(Entries from a dataset)
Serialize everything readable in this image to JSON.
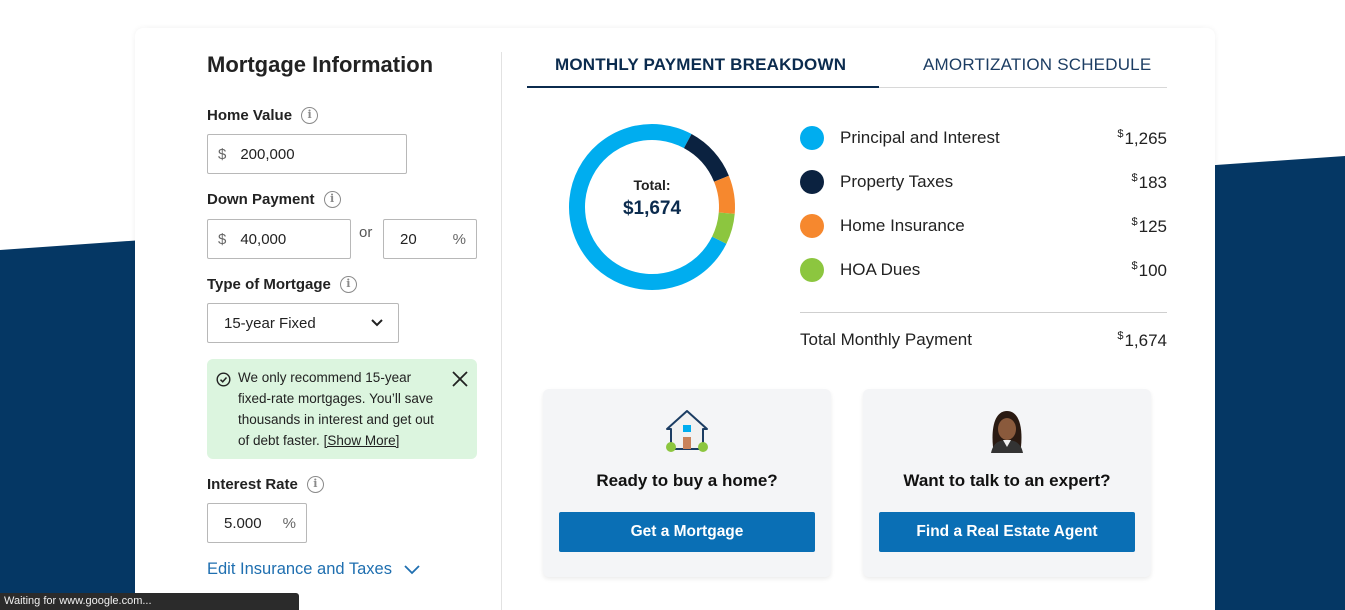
{
  "colors": {
    "navy_band": "#053764",
    "principal": "#00adef",
    "taxes": "#0b2240",
    "insurance": "#f6882e",
    "hoa": "#8cc63f",
    "primary_button": "#0a6fb5",
    "alert_bg": "#dcf5df"
  },
  "mortgage_form": {
    "title": "Mortgage Information",
    "home_value": {
      "label": "Home Value",
      "prefix": "$",
      "value": "200,000"
    },
    "down_payment": {
      "label": "Down Payment",
      "prefix": "$",
      "value": "40,000",
      "or_text": "or",
      "percent_value": "20",
      "percent_suffix": "%"
    },
    "mortgage_type": {
      "label": "Type of Mortgage",
      "selected": "15-year Fixed"
    },
    "alert": {
      "text": "We only recommend 15-year fixed-rate mortgages. You’ll save thousands in interest and get out of debt faster.",
      "link": "[Show More]"
    },
    "interest_rate": {
      "label": "Interest Rate",
      "value": "5.000",
      "suffix": "%"
    },
    "edit_link": "Edit Insurance and Taxes"
  },
  "tabs": [
    {
      "label": "MONTHLY PAYMENT BREAKDOWN",
      "active": true
    },
    {
      "label": "AMORTIZATION SCHEDULE",
      "active": false
    }
  ],
  "donut": {
    "total_label": "Total:",
    "total_value": "$1,674"
  },
  "breakdown": [
    {
      "label": "Principal and Interest",
      "currency": "$",
      "amount": "1,265",
      "value": 1265,
      "color": "#00adef"
    },
    {
      "label": "Property Taxes",
      "currency": "$",
      "amount": "183",
      "value": 183,
      "color": "#0b2240"
    },
    {
      "label": "Home Insurance",
      "currency": "$",
      "amount": "125",
      "value": 125,
      "color": "#f6882e"
    },
    {
      "label": "HOA Dues",
      "currency": "$",
      "amount": "100",
      "value": 100,
      "color": "#8cc63f"
    }
  ],
  "total_row": {
    "label": "Total Monthly Payment",
    "currency": "$",
    "amount": "1,674"
  },
  "cta": {
    "buy": {
      "heading": "Ready to buy a home?",
      "button": "Get a Mortgage",
      "icon": "house-icon"
    },
    "expert": {
      "heading": "Want to talk to an expert?",
      "button": "Find a Real Estate Agent",
      "icon": "agent-avatar-icon"
    }
  },
  "status_bar": "Waiting for www.google.com..."
}
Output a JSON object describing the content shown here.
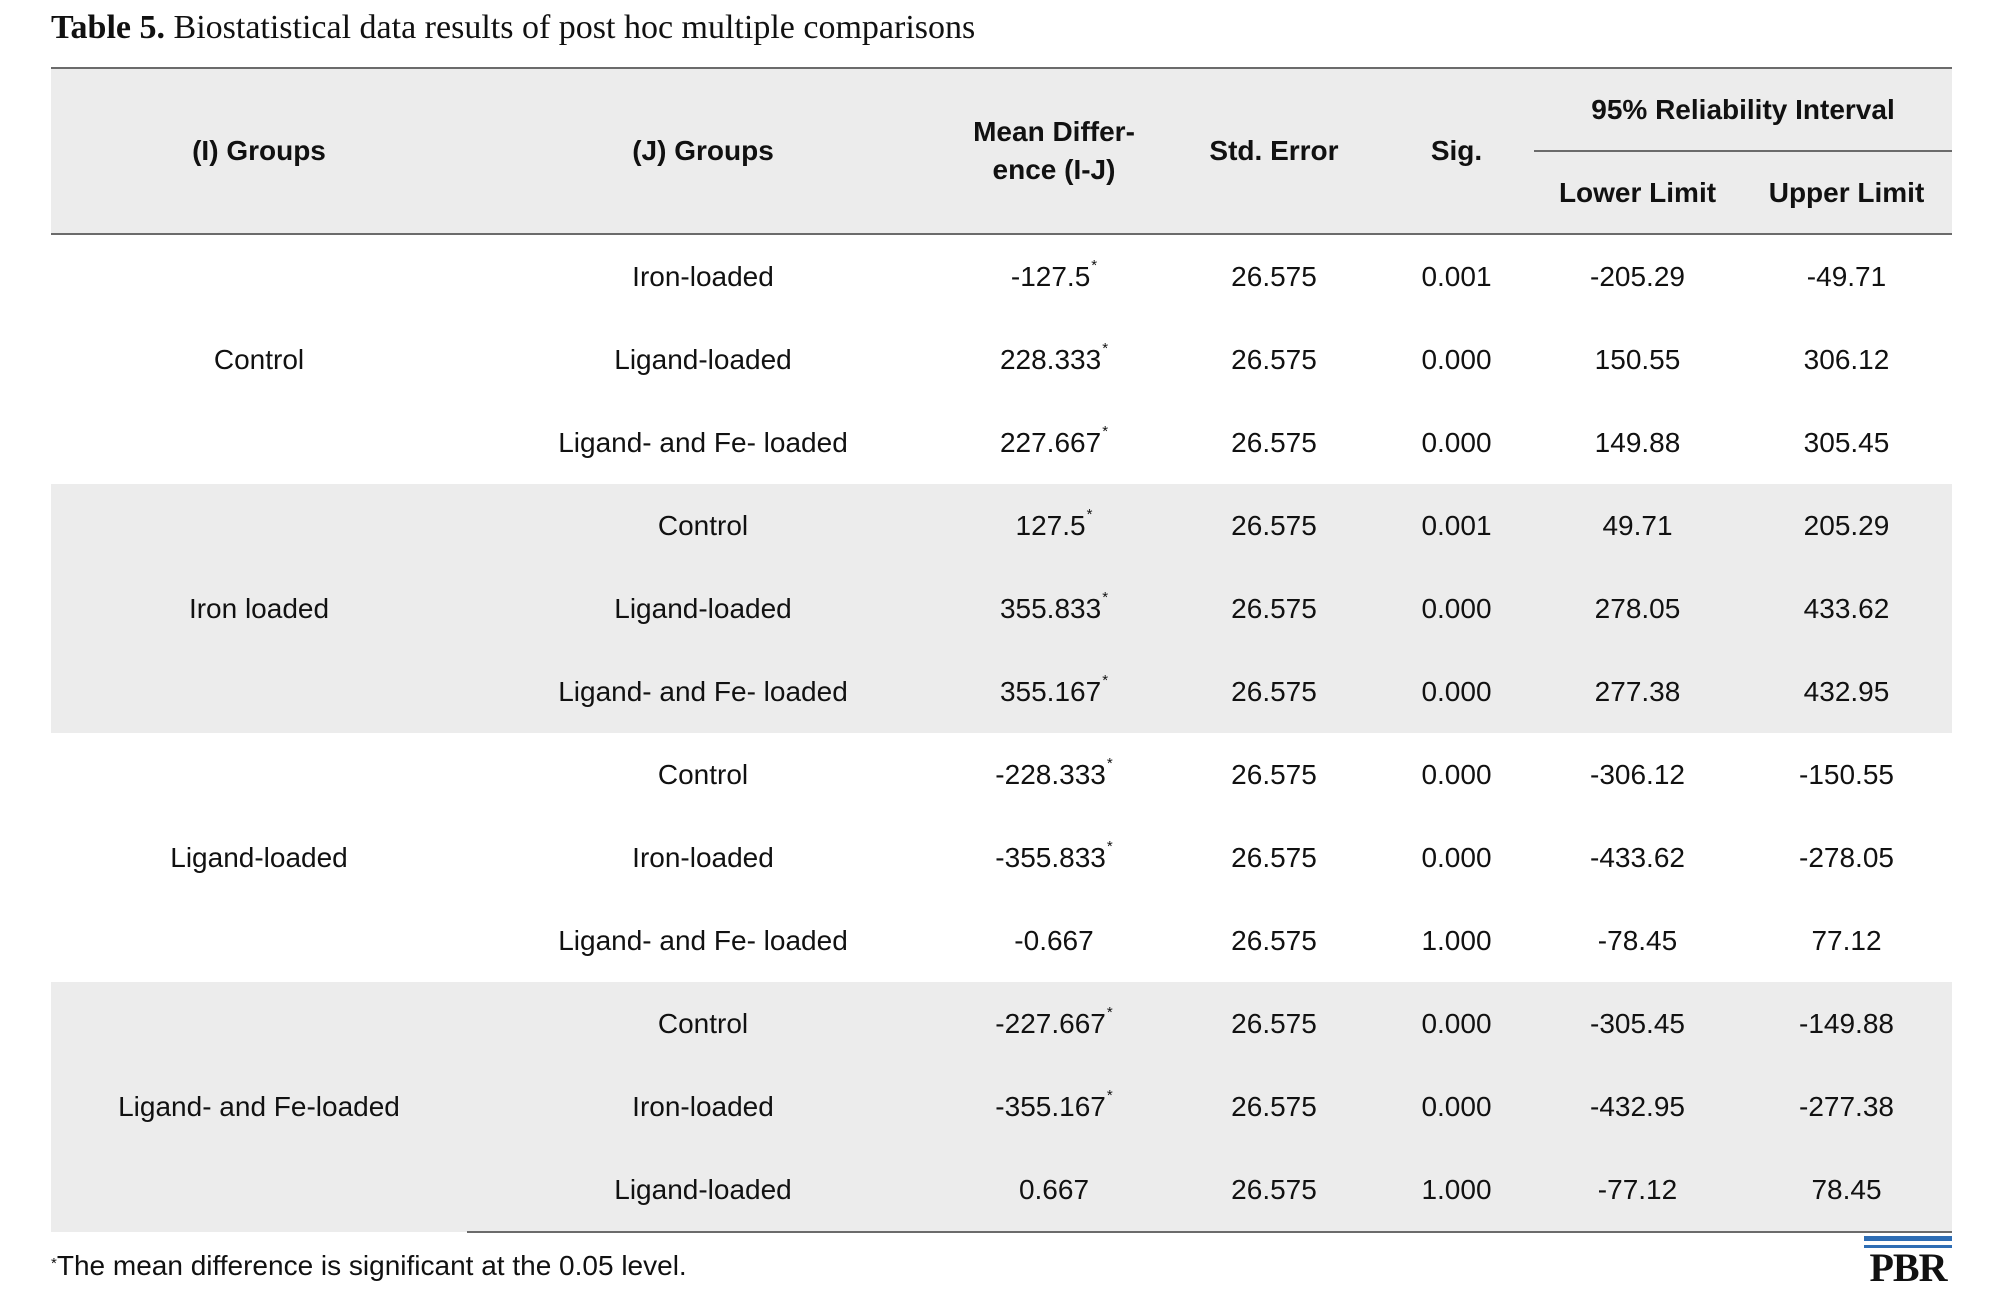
{
  "caption": {
    "label": "Table 5.",
    "text": " Biostatistical data results of post hoc multiple comparisons"
  },
  "header": {
    "i_groups": "(I) Groups",
    "j_groups": "(J) Groups",
    "mean_diff_line1": "Mean Differ-",
    "mean_diff_line2": "ence (I-J)",
    "std_error": "Std. Error",
    "sig": "Sig.",
    "interval": "95% Reliability Interval",
    "lower": "Lower Limit",
    "upper": "Upper Limit"
  },
  "groups": [
    {
      "name": "Control",
      "rows": [
        {
          "j": "Iron-loaded",
          "md": "-127.5",
          "star": "*",
          "se": "26.575",
          "sig": "0.001",
          "lower": "-205.29",
          "upper": "-49.71"
        },
        {
          "j": "Ligand-loaded",
          "md": "228.333",
          "star": "*",
          "se": "26.575",
          "sig": "0.000",
          "lower": "150.55",
          "upper": "306.12"
        },
        {
          "j": "Ligand- and Fe- loaded",
          "md": "227.667",
          "star": "*",
          "se": "26.575",
          "sig": "0.000",
          "lower": "149.88",
          "upper": "305.45"
        }
      ]
    },
    {
      "name": "Iron loaded",
      "rows": [
        {
          "j": "Control",
          "md": "127.5",
          "star": "*",
          "se": "26.575",
          "sig": "0.001",
          "lower": "49.71",
          "upper": "205.29"
        },
        {
          "j": "Ligand-loaded",
          "md": "355.833",
          "star": "*",
          "se": "26.575",
          "sig": "0.000",
          "lower": "278.05",
          "upper": "433.62"
        },
        {
          "j": "Ligand- and Fe- loaded",
          "md": "355.167",
          "star": "*",
          "se": "26.575",
          "sig": "0.000",
          "lower": "277.38",
          "upper": "432.95"
        }
      ]
    },
    {
      "name": "Ligand-loaded",
      "rows": [
        {
          "j": "Control",
          "md": "-228.333",
          "star": "*",
          "se": "26.575",
          "sig": "0.000",
          "lower": "-306.12",
          "upper": "-150.55"
        },
        {
          "j": "Iron-loaded",
          "md": "-355.833",
          "star": "*",
          "se": "26.575",
          "sig": "0.000",
          "lower": "-433.62",
          "upper": "-278.05"
        },
        {
          "j": "Ligand- and Fe- loaded",
          "md": "-0.667",
          "star": "",
          "se": "26.575",
          "sig": "1.000",
          "lower": "-78.45",
          "upper": "77.12"
        }
      ]
    },
    {
      "name": "Ligand- and Fe-loaded",
      "rows": [
        {
          "j": "Control",
          "md": "-227.667",
          "star": "*",
          "se": "26.575",
          "sig": "0.000",
          "lower": "-305.45",
          "upper": "-149.88"
        },
        {
          "j": "Iron-loaded",
          "md": "-355.167",
          "star": "*",
          "se": "26.575",
          "sig": "0.000",
          "lower": "-432.95",
          "upper": "-277.38"
        },
        {
          "j": "Ligand-loaded",
          "md": "0.667",
          "star": "",
          "se": "26.575",
          "sig": "1.000",
          "lower": "-77.12",
          "upper": "78.45"
        }
      ]
    }
  ],
  "footnote": {
    "mark": "*",
    "text": "The mean difference is significant at the 0.05 level."
  },
  "logo": {
    "text": "PBR",
    "color": "#2e6db4"
  },
  "colors": {
    "shaded_band": "#ececec",
    "rule": "#6b6b6b"
  }
}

Exercise prompt:
Strip out the pictures and quote the remaining data word for word.

Reply:
Serialize everything readable in this image to JSON.
{
  "colors": {
    "navy_band": "#053764",
    "principal": "#00adef",
    "taxes": "#0b2240",
    "insurance": "#f6882e",
    "hoa": "#8cc63f",
    "primary_button": "#0a6fb5",
    "alert_bg": "#dcf5df"
  },
  "mortgage_form": {
    "title": "Mortgage Information",
    "home_value": {
      "label": "Home Value",
      "prefix": "$",
      "value": "200,000"
    },
    "down_payment": {
      "label": "Down Payment",
      "prefix": "$",
      "value": "40,000",
      "or_text": "or",
      "percent_value": "20",
      "percent_suffix": "%"
    },
    "mortgage_type": {
      "label": "Type of Mortgage",
      "selected": "15-year Fixed"
    },
    "alert": {
      "text": "We only recommend 15-year fixed-rate mortgages. You’ll save thousands in interest and get out of debt faster.",
      "link": "[Show More]"
    },
    "interest_rate": {
      "label": "Interest Rate",
      "value": "5.000",
      "suffix": "%"
    },
    "edit_link": "Edit Insurance and Taxes"
  },
  "tabs": [
    {
      "label": "MONTHLY PAYMENT BREAKDOWN",
      "active": true
    },
    {
      "label": "AMORTIZATION SCHEDULE",
      "active": false
    }
  ],
  "donut": {
    "total_label": "Total:",
    "total_value": "$1,674"
  },
  "breakdown": [
    {
      "label": "Principal and Interest",
      "currency": "$",
      "amount": "1,265",
      "value": 1265,
      "color": "#00adef"
    },
    {
      "label": "Property Taxes",
      "currency": "$",
      "amount": "183",
      "value": 183,
      "color": "#0b2240"
    },
    {
      "label": "Home Insurance",
      "currency": "$",
      "amount": "125",
      "value": 125,
      "color": "#f6882e"
    },
    {
      "label": "HOA Dues",
      "currency": "$",
      "amount": "100",
      "value": 100,
      "color": "#8cc63f"
    }
  ],
  "total_row": {
    "label": "Total Monthly Payment",
    "currency": "$",
    "amount": "1,674"
  },
  "cta": {
    "buy": {
      "heading": "Ready to buy a home?",
      "button": "Get a Mortgage",
      "icon": "house-icon"
    },
    "expert": {
      "heading": "Want to talk to an expert?",
      "button": "Find a Real Estate Agent",
      "icon": "agent-avatar-icon"
    }
  },
  "status_bar": "Waiting for www.google.com..."
}
Output a JSON object describing the content shown here.
{
  "caption": {
    "label": "Table 5.",
    "text": " Biostatistical data results of post hoc multiple comparisons"
  },
  "header": {
    "i_groups": "(I) Groups",
    "j_groups": "(J) Groups",
    "mean_diff_line1": "Mean Differ-",
    "mean_diff_line2": "ence (I-J)",
    "std_error": "Std. Error",
    "sig": "Sig.",
    "interval": "95% Reliability Interval",
    "lower": "Lower Limit",
    "upper": "Upper Limit"
  },
  "groups": [
    {
      "name": "Control",
      "rows": [
        {
          "j": "Iron-loaded",
          "md": "-127.5",
          "star": "*",
          "se": "26.575",
          "sig": "0.001",
          "lower": "-205.29",
          "upper": "-49.71"
        },
        {
          "j": "Ligand-loaded",
          "md": "228.333",
          "star": "*",
          "se": "26.575",
          "sig": "0.000",
          "lower": "150.55",
          "upper": "306.12"
        },
        {
          "j": "Ligand- and Fe- loaded",
          "md": "227.667",
          "star": "*",
          "se": "26.575",
          "sig": "0.000",
          "lower": "149.88",
          "upper": "305.45"
        }
      ]
    },
    {
      "name": "Iron loaded",
      "rows": [
        {
          "j": "Control",
          "md": "127.5",
          "star": "*",
          "se": "26.575",
          "sig": "0.001",
          "lower": "49.71",
          "upper": "205.29"
        },
        {
          "j": "Ligand-loaded",
          "md": "355.833",
          "star": "*",
          "se": "26.575",
          "sig": "0.000",
          "lower": "278.05",
          "upper": "433.62"
        },
        {
          "j": "Ligand- and Fe- loaded",
          "md": "355.167",
          "star": "*",
          "se": "26.575",
          "sig": "0.000",
          "lower": "277.38",
          "upper": "432.95"
        }
      ]
    },
    {
      "name": "Ligand-loaded",
      "rows": [
        {
          "j": "Control",
          "md": "-228.333",
          "star": "*",
          "se": "26.575",
          "sig": "0.000",
          "lower": "-306.12",
          "upper": "-150.55"
        },
        {
          "j": "Iron-loaded",
          "md": "-355.833",
          "star": "*",
          "se": "26.575",
          "sig": "0.000",
          "lower": "-433.62",
          "upper": "-278.05"
        },
        {
          "j": "Ligand- and Fe- loaded",
          "md": "-0.667",
          "star": "",
          "se": "26.575",
          "sig": "1.000",
          "lower": "-78.45",
          "upper": "77.12"
        }
      ]
    },
    {
      "name": "Ligand- and Fe-loaded",
      "rows": [
        {
          "j": "Control",
          "md": "-227.667",
          "star": "*",
          "se": "26.575",
          "sig": "0.000",
          "lower": "-305.45",
          "upper": "-149.88"
        },
        {
          "j": "Iron-loaded",
          "md": "-355.167",
          "star": "*",
          "se": "26.575",
          "sig": "0.000",
          "lower": "-432.95",
          "upper": "-277.38"
        },
        {
          "j": "Ligand-loaded",
          "md": "0.667",
          "star": "",
          "se": "26.575",
          "sig": "1.000",
          "lower": "-77.12",
          "upper": "78.45"
        }
      ]
    }
  ],
  "footnote": {
    "mark": "*",
    "text": "The mean difference is significant at the 0.05 level."
  },
  "logo": {
    "text": "PBR",
    "color": "#2e6db4"
  },
  "colors": {
    "shaded_band": "#ececec",
    "rule": "#6b6b6b"
  }
}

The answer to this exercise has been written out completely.